(Element region data)
--- start ---

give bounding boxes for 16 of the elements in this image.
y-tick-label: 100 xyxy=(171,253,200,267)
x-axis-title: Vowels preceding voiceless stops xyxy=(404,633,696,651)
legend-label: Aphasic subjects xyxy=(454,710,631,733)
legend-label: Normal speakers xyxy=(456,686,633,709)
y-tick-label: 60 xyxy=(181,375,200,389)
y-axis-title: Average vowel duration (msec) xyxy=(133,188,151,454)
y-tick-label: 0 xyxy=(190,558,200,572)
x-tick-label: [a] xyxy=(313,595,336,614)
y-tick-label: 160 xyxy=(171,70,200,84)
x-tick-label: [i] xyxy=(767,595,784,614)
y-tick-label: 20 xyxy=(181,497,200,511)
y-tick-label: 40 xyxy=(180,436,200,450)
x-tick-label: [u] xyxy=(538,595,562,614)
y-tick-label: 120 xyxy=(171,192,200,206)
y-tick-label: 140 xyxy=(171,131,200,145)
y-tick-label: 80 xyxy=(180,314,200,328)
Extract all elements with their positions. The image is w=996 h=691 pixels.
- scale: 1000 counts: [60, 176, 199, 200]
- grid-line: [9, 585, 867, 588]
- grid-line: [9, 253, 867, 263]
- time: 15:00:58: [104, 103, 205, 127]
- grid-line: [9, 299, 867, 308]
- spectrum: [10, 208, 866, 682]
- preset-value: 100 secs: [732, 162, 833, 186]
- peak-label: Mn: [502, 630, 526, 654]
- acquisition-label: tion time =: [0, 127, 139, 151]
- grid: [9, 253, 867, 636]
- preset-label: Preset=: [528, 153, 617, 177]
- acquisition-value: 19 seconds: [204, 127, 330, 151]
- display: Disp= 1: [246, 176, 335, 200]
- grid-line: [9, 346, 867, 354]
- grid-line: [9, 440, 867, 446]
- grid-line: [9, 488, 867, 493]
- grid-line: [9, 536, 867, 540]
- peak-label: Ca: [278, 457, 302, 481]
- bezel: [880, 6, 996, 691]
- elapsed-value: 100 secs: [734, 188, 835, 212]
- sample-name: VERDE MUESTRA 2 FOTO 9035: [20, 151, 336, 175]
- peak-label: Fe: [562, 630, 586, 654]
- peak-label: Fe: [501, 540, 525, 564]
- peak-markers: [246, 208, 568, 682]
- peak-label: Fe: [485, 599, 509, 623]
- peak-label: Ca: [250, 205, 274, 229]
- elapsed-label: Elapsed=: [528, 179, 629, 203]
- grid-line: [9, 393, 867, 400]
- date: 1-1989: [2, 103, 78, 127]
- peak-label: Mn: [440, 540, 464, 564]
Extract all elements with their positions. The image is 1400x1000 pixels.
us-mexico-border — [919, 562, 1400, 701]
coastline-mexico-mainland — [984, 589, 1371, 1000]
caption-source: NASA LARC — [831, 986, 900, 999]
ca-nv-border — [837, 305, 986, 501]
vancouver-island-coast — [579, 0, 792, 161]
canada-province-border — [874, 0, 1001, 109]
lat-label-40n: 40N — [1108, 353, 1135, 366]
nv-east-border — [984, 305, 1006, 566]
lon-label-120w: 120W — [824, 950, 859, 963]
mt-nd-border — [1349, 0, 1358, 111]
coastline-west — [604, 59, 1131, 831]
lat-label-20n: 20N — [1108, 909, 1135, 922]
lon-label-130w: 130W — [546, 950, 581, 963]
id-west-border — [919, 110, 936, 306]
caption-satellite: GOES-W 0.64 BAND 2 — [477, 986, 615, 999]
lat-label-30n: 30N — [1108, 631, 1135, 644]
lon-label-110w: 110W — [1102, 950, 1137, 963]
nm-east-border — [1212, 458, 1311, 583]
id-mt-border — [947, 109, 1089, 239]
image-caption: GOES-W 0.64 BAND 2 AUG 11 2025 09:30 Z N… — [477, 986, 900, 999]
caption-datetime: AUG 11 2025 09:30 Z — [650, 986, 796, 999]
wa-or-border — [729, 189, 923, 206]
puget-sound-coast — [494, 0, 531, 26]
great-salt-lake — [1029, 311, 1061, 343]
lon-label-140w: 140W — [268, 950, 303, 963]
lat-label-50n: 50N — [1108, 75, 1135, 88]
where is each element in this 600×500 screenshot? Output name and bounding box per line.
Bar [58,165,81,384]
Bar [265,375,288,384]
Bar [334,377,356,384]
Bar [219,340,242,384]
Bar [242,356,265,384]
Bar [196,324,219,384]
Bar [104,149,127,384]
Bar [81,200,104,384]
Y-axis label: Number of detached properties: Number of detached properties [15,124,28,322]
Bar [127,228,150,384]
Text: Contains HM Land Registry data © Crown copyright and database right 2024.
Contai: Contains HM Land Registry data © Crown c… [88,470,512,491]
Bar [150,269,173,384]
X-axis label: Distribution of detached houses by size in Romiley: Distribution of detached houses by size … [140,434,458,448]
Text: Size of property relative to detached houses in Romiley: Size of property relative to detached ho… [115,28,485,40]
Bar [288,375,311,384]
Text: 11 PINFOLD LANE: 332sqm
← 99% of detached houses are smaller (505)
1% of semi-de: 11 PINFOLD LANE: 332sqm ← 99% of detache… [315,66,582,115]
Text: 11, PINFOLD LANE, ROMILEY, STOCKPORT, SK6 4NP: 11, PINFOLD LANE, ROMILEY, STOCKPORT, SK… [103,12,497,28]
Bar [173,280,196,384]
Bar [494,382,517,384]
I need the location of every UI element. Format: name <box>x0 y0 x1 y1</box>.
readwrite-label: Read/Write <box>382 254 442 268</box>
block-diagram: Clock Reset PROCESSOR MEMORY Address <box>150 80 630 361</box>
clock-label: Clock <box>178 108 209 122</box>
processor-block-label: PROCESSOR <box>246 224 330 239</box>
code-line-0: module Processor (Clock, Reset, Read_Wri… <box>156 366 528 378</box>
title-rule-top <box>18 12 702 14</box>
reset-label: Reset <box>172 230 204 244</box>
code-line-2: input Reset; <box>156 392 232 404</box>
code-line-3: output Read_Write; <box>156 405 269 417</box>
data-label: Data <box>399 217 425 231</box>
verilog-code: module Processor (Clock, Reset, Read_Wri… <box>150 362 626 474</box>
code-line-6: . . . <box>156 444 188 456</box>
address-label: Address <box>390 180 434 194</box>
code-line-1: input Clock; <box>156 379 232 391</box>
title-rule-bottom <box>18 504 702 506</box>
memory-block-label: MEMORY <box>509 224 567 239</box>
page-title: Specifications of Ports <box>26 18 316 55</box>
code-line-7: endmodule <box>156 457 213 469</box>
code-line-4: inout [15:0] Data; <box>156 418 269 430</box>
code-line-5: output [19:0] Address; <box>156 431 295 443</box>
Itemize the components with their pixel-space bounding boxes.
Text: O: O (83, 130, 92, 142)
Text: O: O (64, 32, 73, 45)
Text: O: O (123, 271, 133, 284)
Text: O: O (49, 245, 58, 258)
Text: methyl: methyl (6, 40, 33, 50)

--- end ---

Description of the task:
Rewrite all of the data above as a Markdown table with two columns, "No." for the row number and "Entry" for the line, leaving out any blank lines.

Result of the task:
| No. | Entry |
|---|---|
| 1 | give bounding boxes for 16 of the elements in this image. |
| 2 | y-tick-label: 100 xyxy=(171,253,200,267) |
| 3 | x-axis-title: Vowels preceding voiceless stops xyxy=(404,633,696,651) |
| 4 | legend-label: Aphasic subjects xyxy=(454,710,631,733) |
| 5 | legend-label: Normal speakers xyxy=(456,686,633,709) |
| 6 | y-tick-label: 60 xyxy=(181,375,200,389) |
| 7 | y-axis-title: Average vowel duration (msec) xyxy=(133,188,151,454) |
| 8 | y-tick-label: 0 xyxy=(190,558,200,572) |
| 9 | x-tick-label: [a] xyxy=(313,595,336,614) |
| 10 | y-tick-label: 160 xyxy=(171,70,200,84) |
| 11 | x-tick-label: [i] xyxy=(767,595,784,614) |
| 12 | y-tick-label: 20 xyxy=(181,497,200,511) |
| 13 | y-tick-label: 40 xyxy=(180,436,200,450) |
| 14 | x-tick-label: [u] xyxy=(538,595,562,614) |
| 15 | y-tick-label: 120 xyxy=(171,192,200,206) |
| 16 | y-tick-label: 140 xyxy=(171,131,200,145) |
| 17 | y-tick-label: 80 xyxy=(180,314,200,328) |
| 18 | Extract all elements with their positions. The image is w=996 h=691 pixels. |
| 19 | - scale: 1000 counts: [60, 176, 199, 200] |
| 20 | - grid-line: [9, 585, 867, 588] |
| 21 | - grid-line: [9, 253, 867, 263] |
| 22 | - time: 15:00:58: [104, 103, 205, 127] |
| 23 | - grid-line: [9, 299, 867, 308] |
| 24 | - spectrum: [10, 208, 866, 682] |
| 25 | - preset-value: 100 secs: [732, 162, 833, 186] |
| 26 | - peak-label: Mn: [502, 630, 526, 654] |
| 27 | - acquisition-label: tion time =: [0, 127, 139, 151] |
| 28 | - grid: [9, 253, 867, 636] |
| 29 | - preset-label: Preset=: [528, 153, 617, 177] |
| 30 | - acquisition-value: 19 seconds: [204, 127, 330, 151] |
| 31 | - display: Disp= 1: [246, 176, 335, 200] |
| 32 | - grid-line: [9, 346, 867, 354] |
| 33 | - grid-line: [9, 440, 867, 446] |
| 34 | - grid-line: [9, 488, 867, 493] |
| 35 | - grid-line: [9, 536, 867, 540] |
| 36 | - peak-label: Ca: [278, 457, 302, 481] |
| 37 | - bezel: [880, 6, 996, 691] |
| 38 | - elapsed-value: 100 secs: [734, 188, 835, 212] |
| 39 | - sample-name: VERDE MUESTRA 2 FOTO 9035: [20, 151, 336, 175] |
| 40 | - peak-label: Fe: [562, 630, 586, 654] |
| 41 | - peak-label: Fe: [501, 540, 525, 564] |
| 42 | - peak-markers: [246, 208, 568, 682] |
| 43 | - peak-label: Fe: [485, 599, 509, 623] |
| 44 | - peak-label: Ca: [250, 205, 274, 229] |
| 45 | - elapsed-label: Elapsed=: [528, 179, 629, 203] |
| 46 | - grid-line: [9, 393, 867, 400] |
| 47 | - date: 1-1989: [2, 103, 78, 127] |
| 48 | - peak-label: Mn: [440, 540, 464, 564] |
| 49 | Extract all elements with their positions. The image is 1400x1000 pixels. |
| 50 | us-mexico-border — [919, 562, 1400, 701] |
| 51 | coastline-mexico-mainland — [984, 589, 1371, 1000] |
| 52 | caption-source: NASA LARC — [831, 986, 900, 999] |
| 53 | ca-nv-border — [837, 305, 986, 501] |
| 54 | vancouver-island-coast — [579, 0, 792, 161] |
| 55 | canada-province-border — [874, 0, 1001, 109] |
| 56 | lat-label-40n: 40N — [1108, 353, 1135, 366] |
| 57 | nv-east-border — [984, 305, 1006, 566] |
| 58 | lon-label-120w: 120W — [824, 950, 859, 963] |
| 59 | mt-nd-border — [1349, 0, 1358, 111] |
| 60 | coastline-west — [604, 59, 1131, 831] |
| 61 | lat-label-20n: 20N — [1108, 909, 1135, 922] |
| 62 | lon-label-130w: 130W — [546, 950, 581, 963] |
| 63 | id-west-border — [919, 110, 936, 306] |
| 64 | caption-satellite: GOES-W 0.64 BAND 2 — [477, 986, 615, 999] |
| 65 | lat-label-30n: 30N — [1108, 631, 1135, 644] |
| 66 | lon-label-110w: 110W — [1102, 950, 1137, 963] |
| 67 | nm-east-border — [1212, 458, 1311, 583] |
| 68 | id-mt-border — [947, 109, 1089, 239] |
| 69 | image-caption: GOES-W 0.64 BAND 2 AUG 11 2025 09:30 Z N… — [477, 986, 900, 999] |
| 70 | caption-datetime: AUG 11 2025 09:30 Z — [650, 986, 796, 999] |
| 71 | wa-or-border — [729, 189, 923, 206] |
| 72 | puget-sound-coast — [494, 0, 531, 26] |
| 73 | great-salt-lake — [1029, 311, 1061, 343] |
| 74 | lon-label-140w: 140W — [268, 950, 303, 963] |
| 75 | lat-label-50n: 50N — [1108, 75, 1135, 88] |
| 76 | where is each element in this 600×500 screenshot? Output name and bounding box per line. |
| 77 | Bar [58,165,81,384] |
| 78 | Bar [265,375,288,384] |
| 79 | Bar [334,377,356,384] |
| 80 | Bar [219,340,242,384] |
| 81 | Bar [242,356,265,384] |
| 82 | Bar [196,324,219,384] |
| 83 | Bar [104,149,127,384] |
| 84 | Bar [81,200,104,384] |
| 85 | Y-axis label: Number of detached properties: Number of detached properties [15,124,28,322] |
| 86 | Bar [127,228,150,384] |
| 87 | Text: Contains HM Land Registry data © Crown copyright and database right 2024. |
| 88 | Contai: Contains HM Land Registry data © Crown c… [88,470,512,491] |
| 89 | Bar [150,269,173,384] |
| 90 | X-axis label: Distribution of detached houses by size in Romiley: Distribution of detached houses by size … [140,434,458,448] |
| 91 | Text: Size of property relative to detached houses in Romiley: Size of property relative to detached ho… [115,28,485,40] |
| 92 | Bar [288,375,311,384] |
| 93 | Text: 11 PINFOLD LANE: 332sqm |
| 94 | ← 99% of detached houses are smaller (505) |
| 95 | 1% of semi-de: 11 PINFOLD LANE: 332sqm ← 99% of detache… [315,66,582,115] |
| 96 | Text: 11, PINFOLD LANE, ROMILEY, STOCKPORT, SK6 4NP: 11, PINFOLD LANE, ROMILEY, STOCKPORT, SK… [103,12,497,28] |
| 97 | Bar [173,280,196,384] |
| 98 | Bar [494,382,517,384] |
| 99 | I need the location of every UI element. Format: name <box>x0 y0 x1 y1</box>. |
| 100 | readwrite-label: Read/Write <box>382 254 442 268</box> |
| 101 | block-diagram: Clock Reset PROCESSOR MEMORY Address <box>150 80 630 361</box> |
| 102 | clock-label: Clock <box>178 108 209 122</box> |
| 103 | processor-block-label: PROCESSOR <box>246 224 330 239</box> |
| 104 | code-line-0: module Processor (Clock, Reset, Read_Wri… <box>156 366 528 378</box> |
| 105 | title-rule-top <box>18 12 702 14</box> |
| 106 | reset-label: Reset <box>172 230 204 244</box> |
| 107 | code-line-2: input Reset; <box>156 392 232 404</box> |
| 108 | code-line-3: output Read_Write; <box>156 405 269 417</box> |
| 109 | data-label: Data <box>399 217 425 231</box> |
| 110 | verilog-code: module Processor (Clock, Reset, Read_Wri… <box>150 362 626 474</box> |
| 111 | code-line-6: . . . <box>156 444 188 456</box> |
| 112 | address-label: Address <box>390 180 434 194</box> |
| 113 | code-line-1: input Clock; <box>156 379 232 391</box> |
| 114 | title-rule-bottom <box>18 504 702 506</box> |
| 115 | memory-block-label: MEMORY <box>509 224 567 239</box> |
| 116 | page-title: Specifications of Ports <box>26 18 316 55</box> |
| 117 | code-line-7: endmodule <box>156 457 213 469</box> |
| 118 | code-line-4: inout [15:0] Data; <box>156 418 269 430</box> |
| 119 | code-line-5: output [19:0] Address; <box>156 431 295 443</box> |
| 120 | Itemize the components with their pixel-space bounding boxes. |
| 121 | Text: O: O (83, 130, 92, 142) |
| 122 | Text: O: O (64, 32, 73, 45) |
| 123 | Text: O: O (123, 271, 133, 284) |
| 124 | Text: O: O (49, 245, 58, 258) |
| 125 | Text: methyl: methyl (6, 40, 33, 50) |